- Problem details
What follows is a listing. Return every line of it exactly.

── Extracted information ──

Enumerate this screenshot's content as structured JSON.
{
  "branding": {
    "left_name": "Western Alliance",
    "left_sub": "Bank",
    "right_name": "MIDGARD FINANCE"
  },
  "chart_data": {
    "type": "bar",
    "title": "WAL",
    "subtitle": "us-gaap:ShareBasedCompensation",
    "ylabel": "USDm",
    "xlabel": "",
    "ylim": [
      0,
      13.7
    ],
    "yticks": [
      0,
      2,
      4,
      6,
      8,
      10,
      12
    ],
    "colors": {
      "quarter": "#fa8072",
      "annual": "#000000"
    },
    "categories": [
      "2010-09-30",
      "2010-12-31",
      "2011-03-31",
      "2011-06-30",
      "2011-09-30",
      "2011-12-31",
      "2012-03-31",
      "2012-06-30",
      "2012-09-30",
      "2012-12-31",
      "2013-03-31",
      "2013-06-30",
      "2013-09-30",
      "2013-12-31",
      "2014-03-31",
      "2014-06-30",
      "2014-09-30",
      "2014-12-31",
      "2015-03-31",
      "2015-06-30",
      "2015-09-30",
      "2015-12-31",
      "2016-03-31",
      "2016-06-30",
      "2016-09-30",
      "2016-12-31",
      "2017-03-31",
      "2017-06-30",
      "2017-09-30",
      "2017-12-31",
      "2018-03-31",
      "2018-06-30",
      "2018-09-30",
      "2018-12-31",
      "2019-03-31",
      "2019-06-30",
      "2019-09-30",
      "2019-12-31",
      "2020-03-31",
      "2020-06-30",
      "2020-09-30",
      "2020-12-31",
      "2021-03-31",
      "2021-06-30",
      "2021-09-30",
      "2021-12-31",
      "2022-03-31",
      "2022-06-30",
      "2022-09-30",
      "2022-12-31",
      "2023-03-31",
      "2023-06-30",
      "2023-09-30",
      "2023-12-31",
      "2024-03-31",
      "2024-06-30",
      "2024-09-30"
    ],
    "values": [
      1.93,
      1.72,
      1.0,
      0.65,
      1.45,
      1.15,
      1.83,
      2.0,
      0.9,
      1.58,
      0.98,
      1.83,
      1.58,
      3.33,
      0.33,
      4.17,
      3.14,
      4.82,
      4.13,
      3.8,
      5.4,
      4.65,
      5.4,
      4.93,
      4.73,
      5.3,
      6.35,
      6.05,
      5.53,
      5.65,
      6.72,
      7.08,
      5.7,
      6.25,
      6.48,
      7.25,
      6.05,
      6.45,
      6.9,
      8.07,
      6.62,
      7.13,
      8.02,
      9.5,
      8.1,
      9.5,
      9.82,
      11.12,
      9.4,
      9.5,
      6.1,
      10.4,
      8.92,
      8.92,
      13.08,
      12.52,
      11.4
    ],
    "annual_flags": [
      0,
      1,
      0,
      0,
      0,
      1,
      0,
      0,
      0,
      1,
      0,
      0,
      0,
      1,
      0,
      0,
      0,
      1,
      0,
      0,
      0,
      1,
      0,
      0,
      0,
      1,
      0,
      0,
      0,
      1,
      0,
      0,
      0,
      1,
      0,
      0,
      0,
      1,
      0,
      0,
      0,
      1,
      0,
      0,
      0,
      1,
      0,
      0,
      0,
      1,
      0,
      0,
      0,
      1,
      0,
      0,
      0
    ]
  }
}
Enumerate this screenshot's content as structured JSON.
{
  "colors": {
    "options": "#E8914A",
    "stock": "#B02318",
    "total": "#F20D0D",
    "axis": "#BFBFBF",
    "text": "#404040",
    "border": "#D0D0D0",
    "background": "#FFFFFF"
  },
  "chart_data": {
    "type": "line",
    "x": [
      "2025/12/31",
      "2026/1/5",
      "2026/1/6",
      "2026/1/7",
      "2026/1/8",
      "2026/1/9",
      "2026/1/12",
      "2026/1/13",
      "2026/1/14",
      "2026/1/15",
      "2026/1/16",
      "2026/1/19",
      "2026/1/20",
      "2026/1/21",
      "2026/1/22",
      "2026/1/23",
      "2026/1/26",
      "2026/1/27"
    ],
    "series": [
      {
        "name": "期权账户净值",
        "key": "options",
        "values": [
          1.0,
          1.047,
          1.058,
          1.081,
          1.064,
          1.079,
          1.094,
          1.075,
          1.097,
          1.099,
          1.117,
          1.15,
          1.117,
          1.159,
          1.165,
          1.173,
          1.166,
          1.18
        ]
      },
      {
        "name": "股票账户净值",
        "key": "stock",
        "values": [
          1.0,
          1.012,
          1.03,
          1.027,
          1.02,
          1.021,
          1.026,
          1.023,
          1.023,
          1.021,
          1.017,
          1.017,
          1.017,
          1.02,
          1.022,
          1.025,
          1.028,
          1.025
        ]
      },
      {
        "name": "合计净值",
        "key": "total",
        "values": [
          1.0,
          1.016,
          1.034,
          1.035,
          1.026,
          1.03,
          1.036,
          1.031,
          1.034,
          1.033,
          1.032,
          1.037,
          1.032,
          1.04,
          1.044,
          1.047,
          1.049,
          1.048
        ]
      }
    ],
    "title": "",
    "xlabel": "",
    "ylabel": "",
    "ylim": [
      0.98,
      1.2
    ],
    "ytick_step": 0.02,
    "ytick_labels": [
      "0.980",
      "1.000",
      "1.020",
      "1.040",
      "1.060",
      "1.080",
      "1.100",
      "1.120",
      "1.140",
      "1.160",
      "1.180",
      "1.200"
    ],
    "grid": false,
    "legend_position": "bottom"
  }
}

───

- Reply to the task
Enumerate this screenshot's content as structured JSON.
{
  "branding": {
    "left_name": "Western Alliance",
    "left_sub": "Bank",
    "right_name": "MIDGARD FINANCE"
  },
  "chart_data": {
    "type": "bar",
    "title": "WAL",
    "subtitle": "us-gaap:ShareBasedCompensation",
    "ylabel": "USDm",
    "xlabel": "",
    "ylim": [
      0,
      13.7
    ],
    "yticks": [
      0,
      2,
      4,
      6,
      8,
      10,
      12
    ],
    "colors": {
      "quarter": "#fa8072",
      "annual": "#000000"
    },
    "categories": [
      "2010-09-30",
      "2010-12-31",
      "2011-03-31",
      "2011-06-30",
      "2011-09-30",
      "2011-12-31",
      "2012-03-31",
      "2012-06-30",
      "2012-09-30",
      "2012-12-31",
      "2013-03-31",
      "2013-06-30",
      "2013-09-30",
      "2013-12-31",
      "2014-03-31",
      "2014-06-30",
      "2014-09-30",
      "2014-12-31",
      "2015-03-31",
      "2015-06-30",
      "2015-09-30",
      "2015-12-31",
      "2016-03-31",
      "2016-06-30",
      "2016-09-30",
      "2016-12-31",
      "2017-03-31",
      "2017-06-30",
      "2017-09-30",
      "2017-12-31",
      "2018-03-31",
      "2018-06-30",
      "2018-09-30",
      "2018-12-31",
      "2019-03-31",
      "2019-06-30",
      "2019-09-30",
      "2019-12-31",
      "2020-03-31",
      "2020-06-30",
      "2020-09-30",
      "2020-12-31",
      "2021-03-31",
      "2021-06-30",
      "2021-09-30",
      "2021-12-31",
      "2022-03-31",
      "2022-06-30",
      "2022-09-30",
      "2022-12-31",
      "2023-03-31",
      "2023-06-30",
      "2023-09-30",
      "2023-12-31",
      "2024-03-31",
      "2024-06-30",
      "2024-09-30"
    ],
    "values": [
      1.93,
      1.72,
      1.0,
      0.65,
      1.45,
      1.15,
      1.83,
      2.0,
      0.9,
      1.58,
      0.98,
      1.83,
      1.58,
      3.33,
      0.33,
      4.17,
      3.14,
      4.82,
      4.13,
      3.8,
      5.4,
      4.65,
      5.4,
      4.93,
      4.73,
      5.3,
      6.35,
      6.05,
      5.53,
      5.65,
      6.72,
      7.08,
      5.7,
      6.25,
      6.48,
      7.25,
      6.05,
      6.45,
      6.9,
      8.07,
      6.62,
      7.13,
      8.02,
      9.5,
      8.1,
      9.5,
      9.82,
      11.12,
      9.4,
      9.5,
      6.1,
      10.4,
      8.92,
      8.92,
      13.08,
      12.52,
      11.4
    ],
    "annual_flags": [
      0,
      1,
      0,
      0,
      0,
      1,
      0,
      0,
      0,
      1,
      0,
      0,
      0,
      1,
      0,
      0,
      0,
      1,
      0,
      0,
      0,
      1,
      0,
      0,
      0,
      1,
      0,
      0,
      0,
      1,
      0,
      0,
      0,
      1,
      0,
      0,
      0,
      1,
      0,
      0,
      0,
      1,
      0,
      0,
      0,
      1,
      0,
      0,
      0,
      1,
      0,
      0,
      0,
      1,
      0,
      0,
      0
    ]
  }
}
Enumerate this screenshot's content as structured JSON.
{
  "colors": {
    "options": "#E8914A",
    "stock": "#B02318",
    "total": "#F20D0D",
    "axis": "#BFBFBF",
    "text": "#404040",
    "border": "#D0D0D0",
    "background": "#FFFFFF"
  },
  "chart_data": {
    "type": "line",
    "x": [
      "2025/12/31",
      "2026/1/5",
      "2026/1/6",
      "2026/1/7",
      "2026/1/8",
      "2026/1/9",
      "2026/1/12",
      "2026/1/13",
      "2026/1/14",
      "2026/1/15",
      "2026/1/16",
      "2026/1/19",
      "2026/1/20",
      "2026/1/21",
      "2026/1/22",
      "2026/1/23",
      "2026/1/26",
      "2026/1/27"
    ],
    "series": [
      {
        "name": "期权账户净值",
        "key": "options",
        "values": [
          1.0,
          1.047,
          1.058,
          1.081,
          1.064,
          1.079,
          1.094,
          1.075,
          1.097,
          1.099,
          1.117,
          1.15,
          1.117,
          1.159,
          1.165,
          1.173,
          1.166,
          1.18
        ]
      },
      {
        "name": "股票账户净值",
        "key": "stock",
        "values": [
          1.0,
          1.012,
          1.03,
          1.027,
          1.02,
          1.021,
          1.026,
          1.023,
          1.023,
          1.021,
          1.017,
          1.017,
          1.017,
          1.02,
          1.022,
          1.025,
          1.028,
          1.025
        ]
      },
      {
        "name": "合计净值",
        "key": "total",
        "values": [
          1.0,
          1.016,
          1.034,
          1.035,
          1.026,
          1.03,
          1.036,
          1.031,
          1.034,
          1.033,
          1.032,
          1.037,
          1.032,
          1.04,
          1.044,
          1.047,
          1.049,
          1.048
        ]
      }
    ],
    "title": "",
    "xlabel": "",
    "ylabel": "",
    "ylim": [
      0.98,
      1.2
    ],
    "ytick_step": 0.02,
    "ytick_labels": [
      "0.980",
      "1.000",
      "1.020",
      "1.040",
      "1.060",
      "1.080",
      "1.100",
      "1.120",
      "1.140",
      "1.160",
      "1.180",
      "1.200"
    ],
    "grid": false,
    "legend_position": "bottom"
  }
}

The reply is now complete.